====== RECORDS FOR THIS TASK ======
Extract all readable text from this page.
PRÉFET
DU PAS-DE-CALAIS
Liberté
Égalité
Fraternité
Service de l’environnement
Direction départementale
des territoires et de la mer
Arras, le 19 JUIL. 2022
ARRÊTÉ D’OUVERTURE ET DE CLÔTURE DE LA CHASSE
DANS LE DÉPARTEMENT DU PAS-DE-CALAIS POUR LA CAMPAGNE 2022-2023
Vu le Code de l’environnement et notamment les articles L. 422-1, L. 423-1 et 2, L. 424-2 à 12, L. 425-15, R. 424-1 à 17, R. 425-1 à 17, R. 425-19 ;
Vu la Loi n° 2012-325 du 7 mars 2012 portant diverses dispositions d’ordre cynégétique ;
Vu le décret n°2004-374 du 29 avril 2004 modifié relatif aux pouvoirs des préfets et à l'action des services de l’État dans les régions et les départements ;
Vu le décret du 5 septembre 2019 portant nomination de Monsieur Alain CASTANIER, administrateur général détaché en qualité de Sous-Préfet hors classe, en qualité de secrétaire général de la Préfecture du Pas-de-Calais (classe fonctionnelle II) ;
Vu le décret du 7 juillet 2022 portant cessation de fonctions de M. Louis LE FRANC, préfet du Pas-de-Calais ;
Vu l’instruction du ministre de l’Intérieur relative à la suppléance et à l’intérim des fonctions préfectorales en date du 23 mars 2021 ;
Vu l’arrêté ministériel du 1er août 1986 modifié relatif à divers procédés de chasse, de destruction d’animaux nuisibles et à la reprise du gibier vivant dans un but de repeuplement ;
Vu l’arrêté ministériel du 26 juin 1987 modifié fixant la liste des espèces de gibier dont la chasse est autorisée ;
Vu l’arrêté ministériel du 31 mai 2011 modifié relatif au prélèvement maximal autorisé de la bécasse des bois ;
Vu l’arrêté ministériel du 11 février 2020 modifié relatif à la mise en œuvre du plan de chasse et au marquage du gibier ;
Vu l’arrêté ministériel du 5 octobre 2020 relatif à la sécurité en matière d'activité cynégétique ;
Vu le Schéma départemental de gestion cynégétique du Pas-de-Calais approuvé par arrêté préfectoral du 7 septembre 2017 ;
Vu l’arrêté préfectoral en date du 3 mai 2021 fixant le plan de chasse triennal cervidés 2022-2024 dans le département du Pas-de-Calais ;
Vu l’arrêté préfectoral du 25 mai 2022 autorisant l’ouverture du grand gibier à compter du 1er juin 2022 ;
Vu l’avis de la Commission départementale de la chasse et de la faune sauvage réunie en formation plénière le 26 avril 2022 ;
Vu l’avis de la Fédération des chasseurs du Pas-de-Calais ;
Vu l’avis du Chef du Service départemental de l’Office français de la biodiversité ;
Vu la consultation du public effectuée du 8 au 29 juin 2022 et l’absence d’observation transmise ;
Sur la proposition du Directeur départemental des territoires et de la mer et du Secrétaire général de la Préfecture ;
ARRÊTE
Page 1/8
======
## YOUR INSTRUCTIONS
Copy out every line of the data that includes the word "septembre".

## THE RESPONSE
Vu le décret du 5 septembre 2019 portant nomination de Monsieur Alain CASTANIER, administrateur général détaché en qualité de Sous-Préfet hors classe, en qualité de secrétaire général de la Préfecture du Pas-de-Calais (classe fonctionnelle II) ;
Vu le Schéma départemental de gestion cynégétique du Pas-de-Calais approuvé par arrêté préfectoral du 7 septembre 2017 ;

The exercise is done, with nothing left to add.